TASK REQUIREMENTS:
How many lines in the records below hold the string "Settings"? Answer with the number alone.

********

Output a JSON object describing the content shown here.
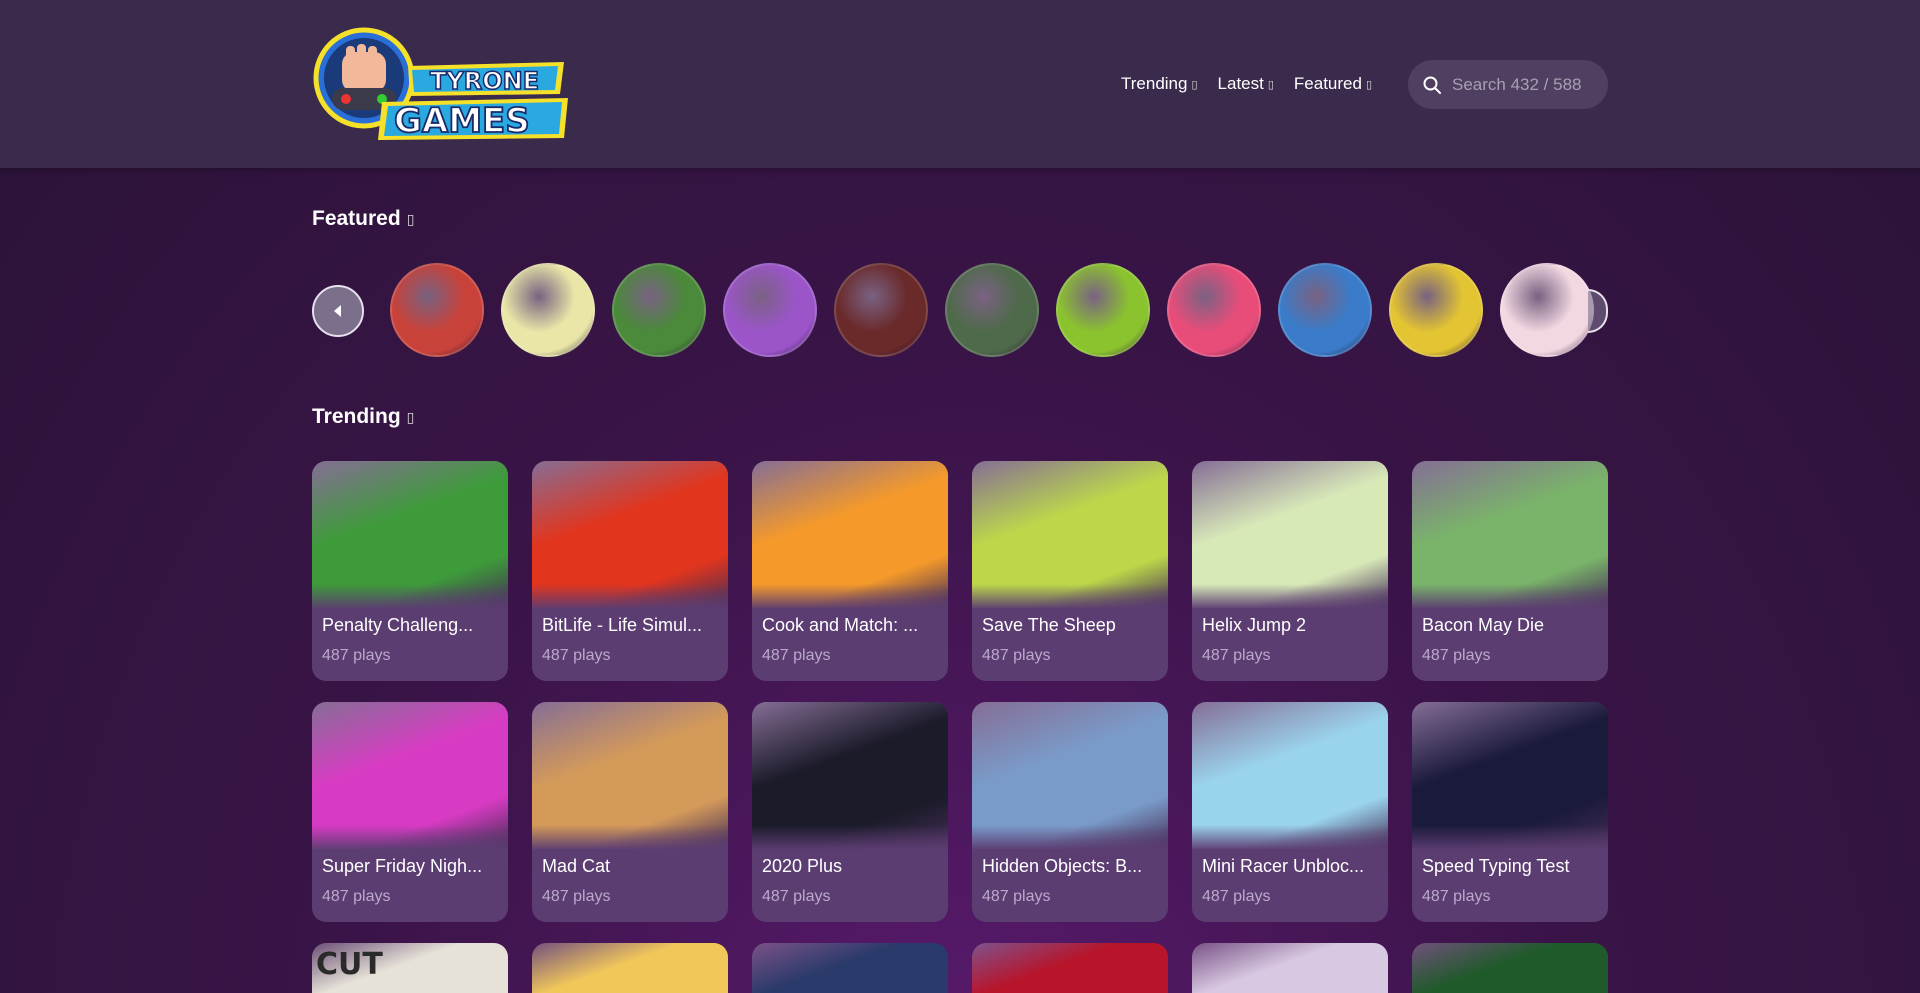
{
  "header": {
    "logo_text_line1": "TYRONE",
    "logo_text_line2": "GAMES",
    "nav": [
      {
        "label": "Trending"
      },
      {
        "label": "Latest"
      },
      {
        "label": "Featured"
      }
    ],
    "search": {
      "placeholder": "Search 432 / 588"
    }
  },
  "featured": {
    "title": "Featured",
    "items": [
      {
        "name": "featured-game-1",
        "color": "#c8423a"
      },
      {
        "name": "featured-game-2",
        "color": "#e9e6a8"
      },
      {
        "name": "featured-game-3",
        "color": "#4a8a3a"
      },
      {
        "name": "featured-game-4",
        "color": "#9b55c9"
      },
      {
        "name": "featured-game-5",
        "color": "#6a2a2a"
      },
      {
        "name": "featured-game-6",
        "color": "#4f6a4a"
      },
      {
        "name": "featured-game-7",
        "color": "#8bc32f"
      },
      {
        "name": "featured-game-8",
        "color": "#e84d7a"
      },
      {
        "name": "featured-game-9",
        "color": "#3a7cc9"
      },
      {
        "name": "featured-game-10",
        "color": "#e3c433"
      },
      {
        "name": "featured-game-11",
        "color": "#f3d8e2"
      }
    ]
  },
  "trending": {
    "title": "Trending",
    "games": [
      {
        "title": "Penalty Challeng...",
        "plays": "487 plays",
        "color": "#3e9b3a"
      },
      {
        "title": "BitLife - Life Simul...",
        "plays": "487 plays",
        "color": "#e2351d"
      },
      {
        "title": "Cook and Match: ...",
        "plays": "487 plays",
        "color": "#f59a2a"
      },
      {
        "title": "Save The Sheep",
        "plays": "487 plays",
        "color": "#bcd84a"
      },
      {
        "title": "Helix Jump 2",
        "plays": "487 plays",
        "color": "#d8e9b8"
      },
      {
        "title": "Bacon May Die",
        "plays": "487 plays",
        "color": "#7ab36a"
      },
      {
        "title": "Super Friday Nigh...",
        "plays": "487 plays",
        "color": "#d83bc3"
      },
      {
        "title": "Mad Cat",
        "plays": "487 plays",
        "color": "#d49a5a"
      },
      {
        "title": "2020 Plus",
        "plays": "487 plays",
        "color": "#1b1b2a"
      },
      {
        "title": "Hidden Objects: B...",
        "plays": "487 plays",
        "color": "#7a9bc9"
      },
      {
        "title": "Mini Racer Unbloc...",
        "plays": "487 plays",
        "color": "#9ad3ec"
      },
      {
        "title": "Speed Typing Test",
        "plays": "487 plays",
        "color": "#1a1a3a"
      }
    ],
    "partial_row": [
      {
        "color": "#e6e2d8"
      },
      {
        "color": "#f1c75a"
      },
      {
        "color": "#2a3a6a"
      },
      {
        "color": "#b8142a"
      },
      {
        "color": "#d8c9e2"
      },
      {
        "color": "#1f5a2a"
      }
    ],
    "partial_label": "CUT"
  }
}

********

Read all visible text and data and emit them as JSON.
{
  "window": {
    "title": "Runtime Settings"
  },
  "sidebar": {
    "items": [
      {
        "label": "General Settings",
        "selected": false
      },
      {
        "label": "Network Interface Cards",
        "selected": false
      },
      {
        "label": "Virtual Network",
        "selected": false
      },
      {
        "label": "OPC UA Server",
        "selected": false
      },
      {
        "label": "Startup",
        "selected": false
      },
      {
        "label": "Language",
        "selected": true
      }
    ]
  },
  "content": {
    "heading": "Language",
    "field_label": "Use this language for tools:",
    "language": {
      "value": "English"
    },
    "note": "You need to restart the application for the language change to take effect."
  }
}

********

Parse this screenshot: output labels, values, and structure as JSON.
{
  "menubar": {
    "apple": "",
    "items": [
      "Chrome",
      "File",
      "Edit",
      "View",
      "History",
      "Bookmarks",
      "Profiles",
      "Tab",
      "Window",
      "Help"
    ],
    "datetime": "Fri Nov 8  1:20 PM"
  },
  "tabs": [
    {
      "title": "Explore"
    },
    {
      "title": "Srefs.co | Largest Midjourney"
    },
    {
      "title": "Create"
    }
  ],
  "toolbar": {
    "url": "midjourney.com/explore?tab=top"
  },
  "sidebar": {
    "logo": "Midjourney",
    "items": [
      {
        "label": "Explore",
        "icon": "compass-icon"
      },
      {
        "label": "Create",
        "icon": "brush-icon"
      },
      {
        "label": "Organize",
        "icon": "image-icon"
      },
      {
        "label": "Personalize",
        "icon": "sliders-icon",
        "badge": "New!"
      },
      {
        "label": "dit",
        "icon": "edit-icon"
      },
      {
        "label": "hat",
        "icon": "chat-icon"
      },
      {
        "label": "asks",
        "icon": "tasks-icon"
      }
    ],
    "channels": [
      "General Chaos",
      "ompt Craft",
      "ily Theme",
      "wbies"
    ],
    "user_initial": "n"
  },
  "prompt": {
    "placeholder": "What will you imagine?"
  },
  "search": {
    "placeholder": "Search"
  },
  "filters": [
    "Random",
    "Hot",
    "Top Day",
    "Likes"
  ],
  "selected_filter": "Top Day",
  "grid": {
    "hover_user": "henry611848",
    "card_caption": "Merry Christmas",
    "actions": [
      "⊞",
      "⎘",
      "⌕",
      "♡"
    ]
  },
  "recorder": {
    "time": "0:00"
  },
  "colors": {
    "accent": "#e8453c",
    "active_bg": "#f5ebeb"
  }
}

********

SOLUTION TO THE PROBLEM:
2